What follows is a set of records; restate each one word for word and drop the pictures.

▶ Data entries:
■ ■ ■

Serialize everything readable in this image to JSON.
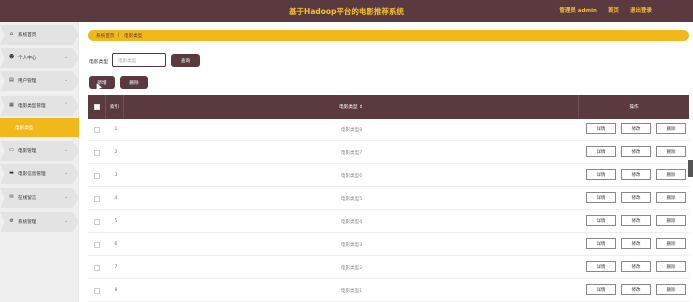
{
  "header": {
    "title": "基于Hadoop平台的电影推荐系统",
    "user": "管理员 admin",
    "home": "首页",
    "logout": "退出登录"
  },
  "sidebar": {
    "items": [
      {
        "label": "系统首页",
        "icon": "home-icon",
        "glyph": "⌂"
      },
      {
        "label": "个人中心",
        "icon": "user-icon",
        "glyph": "☻"
      },
      {
        "label": "用户管理",
        "icon": "users-icon",
        "glyph": "▤"
      },
      {
        "label": "电影类型管理",
        "icon": "grid-icon",
        "glyph": "▦"
      },
      {
        "label": "电影管理",
        "icon": "film-icon",
        "glyph": "▭"
      },
      {
        "label": "电影信息管理",
        "icon": "card-icon",
        "glyph": "▬"
      },
      {
        "label": "在线留言",
        "icon": "message-icon",
        "glyph": "✉"
      },
      {
        "label": "系统管理",
        "icon": "gear-icon",
        "glyph": "⚙"
      }
    ],
    "active_sub": "电影类型"
  },
  "breadcrumb": {
    "home": "系统首页",
    "sep": "|",
    "current": "电影类型"
  },
  "search": {
    "label": "电影类型",
    "placeholder": "电影类型",
    "button": "查询"
  },
  "actions": {
    "add": "新增",
    "delete": "删除"
  },
  "table": {
    "headers": {
      "index": "索引",
      "type": "电影类型 ⇕",
      "ops": "操作"
    },
    "rows": [
      {
        "index": "1",
        "type": "电影类型8"
      },
      {
        "index": "2",
        "type": "电影类型7"
      },
      {
        "index": "3",
        "type": "电影类型6"
      },
      {
        "index": "4",
        "type": "电影类型5"
      },
      {
        "index": "5",
        "type": "电影类型4"
      },
      {
        "index": "6",
        "type": "电影类型3"
      },
      {
        "index": "7",
        "type": "电影类型2"
      },
      {
        "index": "8",
        "type": "电影类型1"
      }
    ],
    "row_buttons": {
      "detail": "详情",
      "edit": "修改",
      "delete": "删除"
    }
  },
  "colors": {
    "brand_dark": "#5a3a3f",
    "accent_yellow": "#f1b81c",
    "title_yellow": "#f2c232"
  }
}
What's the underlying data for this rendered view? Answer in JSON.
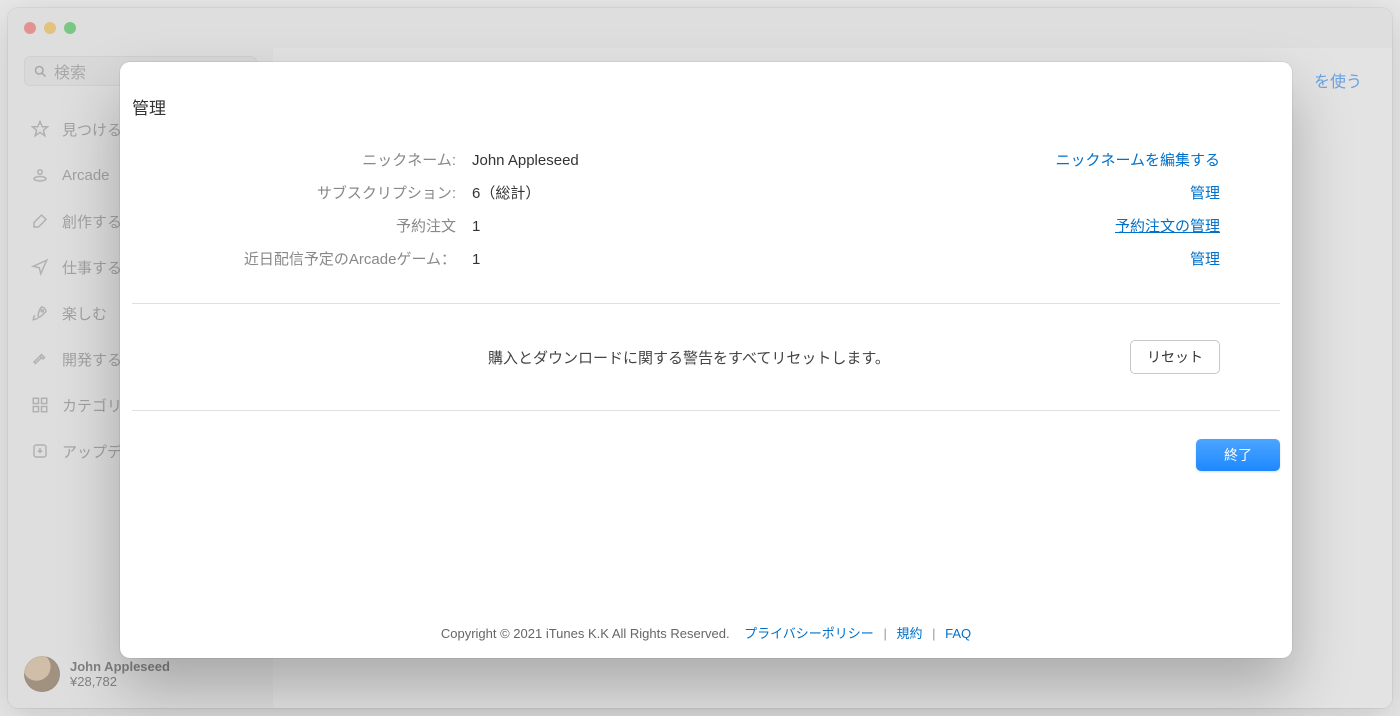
{
  "search": {
    "placeholder": "検索"
  },
  "sidebar": {
    "items": [
      {
        "label": "見つける"
      },
      {
        "label": "Arcade"
      },
      {
        "label": "創作する"
      },
      {
        "label": "仕事する"
      },
      {
        "label": "楽しむ"
      },
      {
        "label": "開発する"
      },
      {
        "label": "カテゴリ"
      },
      {
        "label": "アップデート"
      }
    ]
  },
  "user": {
    "name": "John Appleseed",
    "balance": "¥28,782"
  },
  "topLink": "を使う",
  "modal": {
    "title": "管理",
    "rows": {
      "nickname": {
        "label": "ニックネーム:",
        "value": "John Appleseed",
        "action": "ニックネームを編集する"
      },
      "subscriptions": {
        "label": "サブスクリプション:",
        "value": "6（総計）",
        "action": "管理"
      },
      "preorders": {
        "label": "予約注文",
        "value": "1",
        "action": "予約注文の管理"
      },
      "arcade": {
        "label": "近日配信予定のArcadeゲーム：",
        "value": "1",
        "action": "管理"
      }
    },
    "reset": {
      "text": "購入とダウンロードに関する警告をすべてリセットします。",
      "button": "リセット"
    },
    "done": "終了",
    "footer": {
      "copyright": "Copyright © 2021 iTunes K.K All Rights Reserved.",
      "privacy": "プライバシーポリシー",
      "terms": "規約",
      "faq": "FAQ",
      "sep": "|"
    }
  }
}
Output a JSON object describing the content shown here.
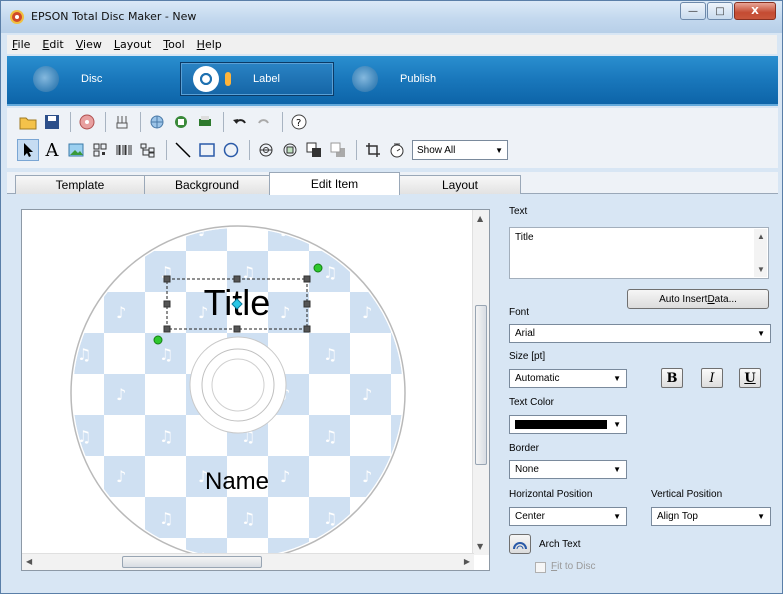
{
  "window": {
    "title": "EPSON Total Disc Maker - New",
    "buttons": {
      "minimize": "—",
      "maximize": "□",
      "close": "X"
    }
  },
  "menu": [
    {
      "accel": "F",
      "rest": "ile"
    },
    {
      "accel": "E",
      "rest": "dit"
    },
    {
      "accel": "V",
      "rest": "iew"
    },
    {
      "accel": "L",
      "rest": "ayout"
    },
    {
      "accel": "T",
      "rest": "ool"
    },
    {
      "accel": "H",
      "rest": "elp"
    }
  ],
  "modes": {
    "disc": "Disc",
    "label": "Label",
    "publish": "Publish"
  },
  "toolbar": {
    "row1_icons": [
      "open-folder-icon",
      "save-icon",
      "disc-icon",
      "tools-icon",
      "globe-icon",
      "print-layout-icon",
      "printer-icon",
      "undo-icon",
      "redo-icon",
      "help-icon"
    ],
    "row2_icons": [
      "select-arrow-icon",
      "text-tool-icon",
      "image-tool-icon",
      "qr-code-icon",
      "barcode-icon",
      "tree-icon",
      "line-tool-icon",
      "rectangle-tool-icon",
      "ellipse-tool-icon",
      "disc-ring-icon",
      "group-icon",
      "bring-front-icon",
      "send-back-icon",
      "crop-icon",
      "rotate-icon"
    ],
    "show_all": "Show All"
  },
  "tabs": [
    "Template",
    "Background",
    "Edit Item",
    "Layout"
  ],
  "active_tab": "Edit Item",
  "canvas": {
    "title_text": "Title",
    "name_text": "Name",
    "pattern_color": "#cfe0f2",
    "handle_color": "#555555",
    "rotate_handle_color": "#2ec82e",
    "center_handle_color": "#29c7e6"
  },
  "props": {
    "text_label": "Text",
    "text_value": "Title",
    "auto_insert_prefix": "Auto Insert ",
    "auto_insert_accel": "D",
    "auto_insert_suffix": "ata...",
    "font_label": "Font",
    "font_value": "Arial",
    "size_label": "Size [pt]",
    "size_value": "Automatic",
    "bold": "B",
    "italic": "I",
    "underline": "U",
    "text_color_label": "Text Color",
    "text_color_value": "#000000",
    "border_label": "Border",
    "border_value": "None",
    "hpos_label": "Horizontal Position",
    "hpos_value": "Center",
    "vpos_label": "Vertical Position",
    "vpos_value": "Align Top",
    "arch_text": "Arch Text",
    "fit_prefix": "F",
    "fit_rest": "it to Disc"
  }
}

■ ■ ■

▶ Task result:
Serialize everything readable in this image to JSON.
{
  "header": {
    "title": "基于Hadoop平台的电影推荐系统",
    "user": "管理员 admin",
    "home": "首页",
    "logout": "退出登录"
  },
  "sidebar": {
    "items": [
      {
        "label": "系统首页",
        "icon": "home-icon",
        "glyph": "⌂"
      },
      {
        "label": "个人中心",
        "icon": "user-icon",
        "glyph": "☻"
      },
      {
        "label": "用户管理",
        "icon": "users-icon",
        "glyph": "▤"
      },
      {
        "label": "电影类型管理",
        "icon": "grid-icon",
        "glyph": "▦"
      },
      {
        "label": "电影管理",
        "icon": "film-icon",
        "glyph": "▭"
      },
      {
        "label": "电影信息管理",
        "icon": "card-icon",
        "glyph": "▬"
      },
      {
        "label": "在线留言",
        "icon": "message-icon",
        "glyph": "✉"
      },
      {
        "label": "系统管理",
        "icon": "gear-icon",
        "glyph": "⚙"
      }
    ],
    "active_sub": "电影类型"
  },
  "breadcrumb": {
    "home": "系统首页",
    "sep": "|",
    "current": "电影类型"
  },
  "search": {
    "label": "电影类型",
    "placeholder": "电影类型",
    "button": "查询"
  },
  "actions": {
    "add": "新增",
    "delete": "删除"
  },
  "table": {
    "headers": {
      "index": "索引",
      "type": "电影类型 ⇕",
      "ops": "操作"
    },
    "rows": [
      {
        "index": "1",
        "type": "电影类型8"
      },
      {
        "index": "2",
        "type": "电影类型7"
      },
      {
        "index": "3",
        "type": "电影类型6"
      },
      {
        "index": "4",
        "type": "电影类型5"
      },
      {
        "index": "5",
        "type": "电影类型4"
      },
      {
        "index": "6",
        "type": "电影类型3"
      },
      {
        "index": "7",
        "type": "电影类型2"
      },
      {
        "index": "8",
        "type": "电影类型1"
      }
    ],
    "row_buttons": {
      "detail": "详情",
      "edit": "修改",
      "delete": "删除"
    }
  },
  "colors": {
    "brand_dark": "#5a3a3f",
    "accent_yellow": "#f1b81c",
    "title_yellow": "#f2c232"
  }
}
What's the underlying data for this rendered view? Answer in JSON.
{
  "search": {
    "placeholder": "検索"
  },
  "sidebar": {
    "items": [
      {
        "label": "見つける"
      },
      {
        "label": "Arcade"
      },
      {
        "label": "創作する"
      },
      {
        "label": "仕事する"
      },
      {
        "label": "楽しむ"
      },
      {
        "label": "開発する"
      },
      {
        "label": "カテゴリ"
      },
      {
        "label": "アップデート"
      }
    ]
  },
  "user": {
    "name": "John Appleseed",
    "balance": "¥28,782"
  },
  "topLink": "を使う",
  "modal": {
    "title": "管理",
    "rows": {
      "nickname": {
        "label": "ニックネーム:",
        "value": "John Appleseed",
        "action": "ニックネームを編集する"
      },
      "subscriptions": {
        "label": "サブスクリプション:",
        "value": "6（総計）",
        "action": "管理"
      },
      "preorders": {
        "label": "予約注文",
        "value": "1",
        "action": "予約注文の管理"
      },
      "arcade": {
        "label": "近日配信予定のArcadeゲーム：",
        "value": "1",
        "action": "管理"
      }
    },
    "reset": {
      "text": "購入とダウンロードに関する警告をすべてリセットします。",
      "button": "リセット"
    },
    "done": "終了",
    "footer": {
      "copyright": "Copyright © 2021 iTunes K.K All Rights Reserved.",
      "privacy": "プライバシーポリシー",
      "terms": "規約",
      "faq": "FAQ",
      "sep": "|"
    }
  }
}
Output a JSON object describing the content shown here.
{
  "window": {
    "title": "EPSON Total Disc Maker - New",
    "buttons": {
      "minimize": "—",
      "maximize": "□",
      "close": "X"
    }
  },
  "menu": [
    {
      "accel": "F",
      "rest": "ile"
    },
    {
      "accel": "E",
      "rest": "dit"
    },
    {
      "accel": "V",
      "rest": "iew"
    },
    {
      "accel": "L",
      "rest": "ayout"
    },
    {
      "accel": "T",
      "rest": "ool"
    },
    {
      "accel": "H",
      "rest": "elp"
    }
  ],
  "modes": {
    "disc": "Disc",
    "label": "Label",
    "publish": "Publish"
  },
  "toolbar": {
    "row1_icons": [
      "open-folder-icon",
      "save-icon",
      "disc-icon",
      "tools-icon",
      "globe-icon",
      "print-layout-icon",
      "printer-icon",
      "undo-icon",
      "redo-icon",
      "help-icon"
    ],
    "row2_icons": [
      "select-arrow-icon",
      "text-tool-icon",
      "image-tool-icon",
      "qr-code-icon",
      "barcode-icon",
      "tree-icon",
      "line-tool-icon",
      "rectangle-tool-icon",
      "ellipse-tool-icon",
      "disc-ring-icon",
      "group-icon",
      "bring-front-icon",
      "send-back-icon",
      "crop-icon",
      "rotate-icon"
    ],
    "show_all": "Show All"
  },
  "tabs": [
    "Template",
    "Background",
    "Edit Item",
    "Layout"
  ],
  "active_tab": "Edit Item",
  "canvas": {
    "title_text": "Title",
    "name_text": "Name",
    "pattern_color": "#cfe0f2",
    "handle_color": "#555555",
    "rotate_handle_color": "#2ec82e",
    "center_handle_color": "#29c7e6"
  },
  "props": {
    "text_label": "Text",
    "text_value": "Title",
    "auto_insert_prefix": "Auto Insert ",
    "auto_insert_accel": "D",
    "auto_insert_suffix": "ata...",
    "font_label": "Font",
    "font_value": "Arial",
    "size_label": "Size [pt]",
    "size_value": "Automatic",
    "bold": "B",
    "italic": "I",
    "underline": "U",
    "text_color_label": "Text Color",
    "text_color_value": "#000000",
    "border_label": "Border",
    "border_value": "None",
    "hpos_label": "Horizontal Position",
    "hpos_value": "Center",
    "vpos_label": "Vertical Position",
    "vpos_value": "Align Top",
    "arch_text": "Arch Text",
    "fit_prefix": "F",
    "fit_rest": "it to Disc"
  }
}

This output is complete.